++++ Information provided ++++
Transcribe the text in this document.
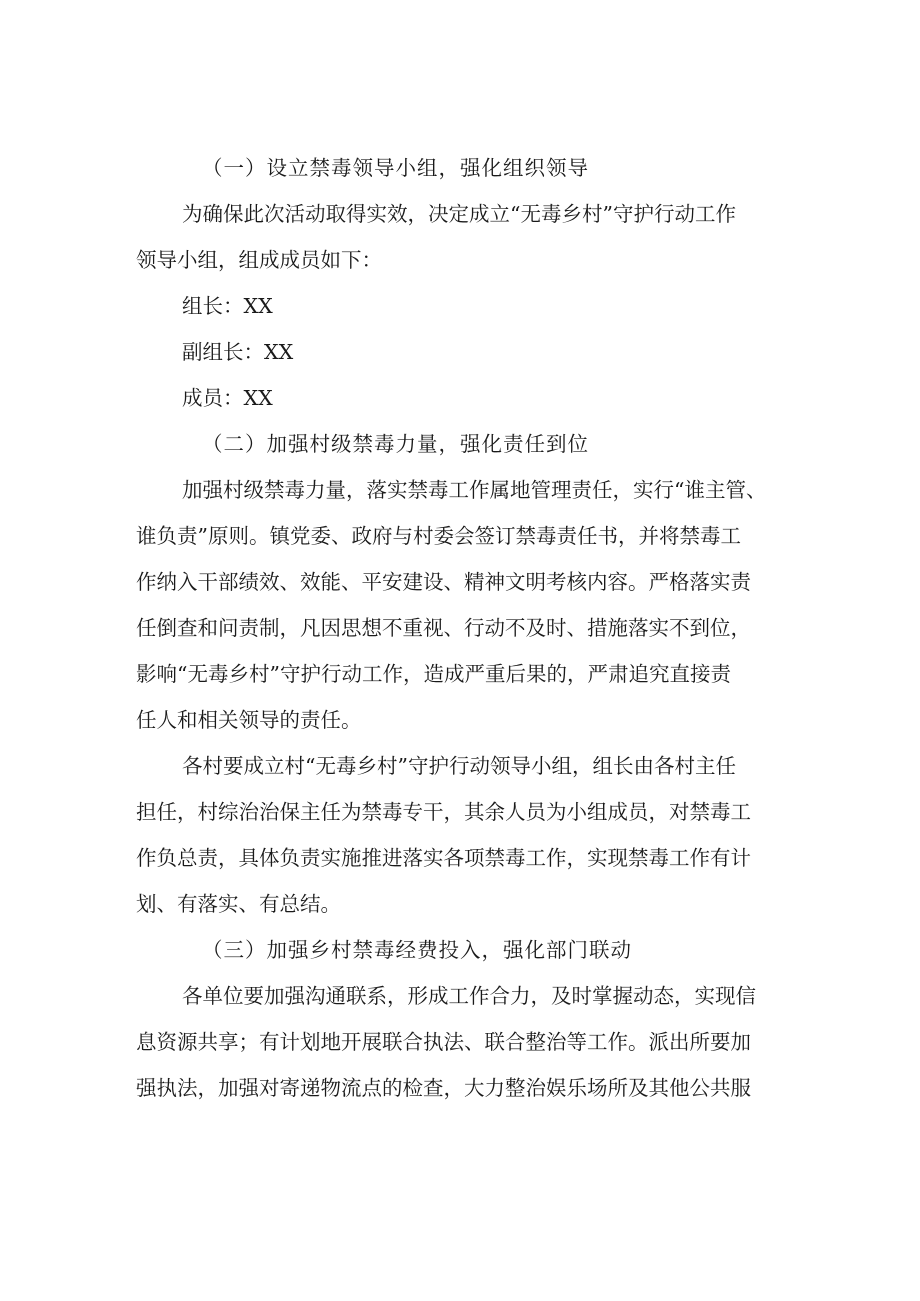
（一）设立禁毒领导小组，强化组织领导

为确保此次活动取得实效，决定成立“无毒乡村”守护行动工作

领导小组，组成成员如下：

组长：XX

副组长：XX

成员：XX

（二）加强村级禁毒力量，强化责任到位

加强村级禁毒力量，落实禁毒工作属地管理责任，实行“谁主管、

谁负责”原则。镇党委、政府与村委会签订禁毒责任书，并将禁毒工

作纳入干部绩效、效能、平安建设、精神文明考核内容。严格落实责

任倒查和问责制，凡因思想不重视、行动不及时、措施落实不到位，

影响“无毒乡村”守护行动工作，造成严重后果的，严肃追究直接责

任人和相关领导的责任。

各村要成立村“无毒乡村”守护行动领导小组，组长由各村主任

担任，村综治治保主任为禁毒专干，其余人员为小组成员，对禁毒工

作负总责，具体负责实施推进落实各项禁毒工作，实现禁毒工作有计

划、有落实、有总结。

（三）加强乡村禁毒经费投入，强化部门联动

各单位要加强沟通联系，形成工作合力，及时掌握动态，实现信

息资源共享；有计划地开展联合执法、联合整治等工作。派出所要加

强执法，加强对寄递物流点的检查，大力整治娱乐场所及其他公共服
++++
### Your goal
Can you retype every record above exactly, leaving out the pictures?

### The response
Transcribe the text in this document.
（一）设立禁毒领导小组，强化组织领导

为确保此次活动取得实效，决定成立“无毒乡村”守护行动工作

领导小组，组成成员如下：

组长：XX

副组长：XX

成员：XX

（二）加强村级禁毒力量，强化责任到位

加强村级禁毒力量，落实禁毒工作属地管理责任，实行“谁主管、

谁负责”原则。镇党委、政府与村委会签订禁毒责任书，并将禁毒工

作纳入干部绩效、效能、平安建设、精神文明考核内容。严格落实责

任倒查和问责制，凡因思想不重视、行动不及时、措施落实不到位，

影响“无毒乡村”守护行动工作，造成严重后果的，严肃追究直接责

任人和相关领导的责任。

各村要成立村“无毒乡村”守护行动领导小组，组长由各村主任

担任，村综治治保主任为禁毒专干，其余人员为小组成员，对禁毒工

作负总责，具体负责实施推进落实各项禁毒工作，实现禁毒工作有计

划、有落实、有总结。

（三）加强乡村禁毒经费投入，强化部门联动

各单位要加强沟通联系，形成工作合力，及时掌握动态，实现信

息资源共享；有计划地开展联合执法、联合整治等工作。派出所要加

强执法，加强对寄递物流点的检查，大力整治娱乐场所及其他公共服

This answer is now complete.